» **RECORD LIST**:
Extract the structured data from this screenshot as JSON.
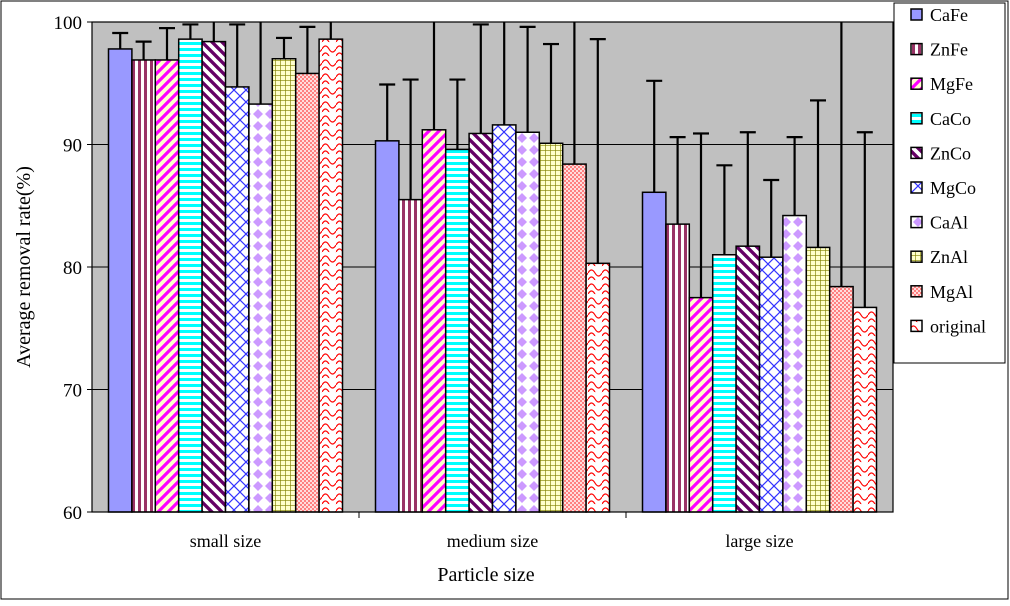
{
  "chart_data": {
    "type": "bar",
    "title": "",
    "xlabel": "Particle size",
    "ylabel": "Average removal rate(%)",
    "ylim": [
      60,
      100
    ],
    "yticks": [
      60,
      70,
      80,
      90,
      100
    ],
    "grid": true,
    "legend_position": "top-right",
    "categories": [
      "small size",
      "medium size",
      "large size"
    ],
    "series": [
      {
        "name": "CaFe",
        "pattern": "solid",
        "color": "#9999ff",
        "values": [
          97.8,
          90.3,
          86.1
        ],
        "err_upper": [
          99.1,
          94.9,
          95.2
        ]
      },
      {
        "name": "ZnFe",
        "pattern": "vstripe",
        "color": "#993366",
        "values": [
          96.9,
          85.5,
          83.5
        ],
        "err_upper": [
          98.4,
          95.3,
          90.6
        ]
      },
      {
        "name": "MgFe",
        "pattern": "diag",
        "color": "#ff00ff",
        "values": [
          96.9,
          91.2,
          77.5
        ],
        "err_upper": [
          99.5,
          100.2,
          90.9
        ]
      },
      {
        "name": "CaCo",
        "pattern": "hstripe",
        "color": "#00ffff",
        "values": [
          98.6,
          89.6,
          81.0
        ],
        "err_upper": [
          99.8,
          95.3,
          88.3
        ]
      },
      {
        "name": "ZnCo",
        "pattern": "diag-dark",
        "color": "#660066",
        "values": [
          98.4,
          90.9,
          81.7
        ],
        "err_upper": [
          100.1,
          99.8,
          91.0
        ]
      },
      {
        "name": "MgCo",
        "pattern": "cross",
        "color": "#0000ff",
        "values": [
          94.7,
          91.6,
          80.8
        ],
        "err_upper": [
          99.8,
          100.5,
          87.1
        ]
      },
      {
        "name": "CaAl",
        "pattern": "diamond",
        "color": "#cc99ff",
        "values": [
          93.3,
          91.0,
          84.2
        ],
        "err_upper": [
          100.3,
          99.6,
          90.6
        ]
      },
      {
        "name": "ZnAl",
        "pattern": "grid",
        "color": "#808000",
        "values": [
          97.0,
          90.1,
          81.6
        ],
        "err_upper": [
          98.7,
          98.2,
          93.6
        ]
      },
      {
        "name": "MgAl",
        "pattern": "check",
        "color": "#ff8080",
        "values": [
          95.8,
          88.4,
          78.4
        ],
        "err_upper": [
          99.6,
          100.5,
          100.5
        ]
      },
      {
        "name": "original",
        "pattern": "scallop",
        "color": "#ff0000",
        "values": [
          98.6,
          80.3,
          76.7
        ],
        "err_upper": [
          100.5,
          98.6,
          91.0
        ]
      }
    ]
  }
}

» **WHAT THE EXERCISE ASKS**: Without the pictures, transcribe the listing above exactly.

» **EXERCISE OUTPUT**:
Extract the structured data from this screenshot as JSON.
{
  "chart_data": {
    "type": "bar",
    "title": "",
    "xlabel": "Particle size",
    "ylabel": "Average removal rate(%)",
    "ylim": [
      60,
      100
    ],
    "yticks": [
      60,
      70,
      80,
      90,
      100
    ],
    "grid": true,
    "legend_position": "top-right",
    "categories": [
      "small size",
      "medium size",
      "large size"
    ],
    "series": [
      {
        "name": "CaFe",
        "pattern": "solid",
        "color": "#9999ff",
        "values": [
          97.8,
          90.3,
          86.1
        ],
        "err_upper": [
          99.1,
          94.9,
          95.2
        ]
      },
      {
        "name": "ZnFe",
        "pattern": "vstripe",
        "color": "#993366",
        "values": [
          96.9,
          85.5,
          83.5
        ],
        "err_upper": [
          98.4,
          95.3,
          90.6
        ]
      },
      {
        "name": "MgFe",
        "pattern": "diag",
        "color": "#ff00ff",
        "values": [
          96.9,
          91.2,
          77.5
        ],
        "err_upper": [
          99.5,
          100.2,
          90.9
        ]
      },
      {
        "name": "CaCo",
        "pattern": "hstripe",
        "color": "#00ffff",
        "values": [
          98.6,
          89.6,
          81.0
        ],
        "err_upper": [
          99.8,
          95.3,
          88.3
        ]
      },
      {
        "name": "ZnCo",
        "pattern": "diag-dark",
        "color": "#660066",
        "values": [
          98.4,
          90.9,
          81.7
        ],
        "err_upper": [
          100.1,
          99.8,
          91.0
        ]
      },
      {
        "name": "MgCo",
        "pattern": "cross",
        "color": "#0000ff",
        "values": [
          94.7,
          91.6,
          80.8
        ],
        "err_upper": [
          99.8,
          100.5,
          87.1
        ]
      },
      {
        "name": "CaAl",
        "pattern": "diamond",
        "color": "#cc99ff",
        "values": [
          93.3,
          91.0,
          84.2
        ],
        "err_upper": [
          100.3,
          99.6,
          90.6
        ]
      },
      {
        "name": "ZnAl",
        "pattern": "grid",
        "color": "#808000",
        "values": [
          97.0,
          90.1,
          81.6
        ],
        "err_upper": [
          98.7,
          98.2,
          93.6
        ]
      },
      {
        "name": "MgAl",
        "pattern": "check",
        "color": "#ff8080",
        "values": [
          95.8,
          88.4,
          78.4
        ],
        "err_upper": [
          99.6,
          100.5,
          100.5
        ]
      },
      {
        "name": "original",
        "pattern": "scallop",
        "color": "#ff0000",
        "values": [
          98.6,
          80.3,
          76.7
        ],
        "err_upper": [
          100.5,
          98.6,
          91.0
        ]
      }
    ]
  }
}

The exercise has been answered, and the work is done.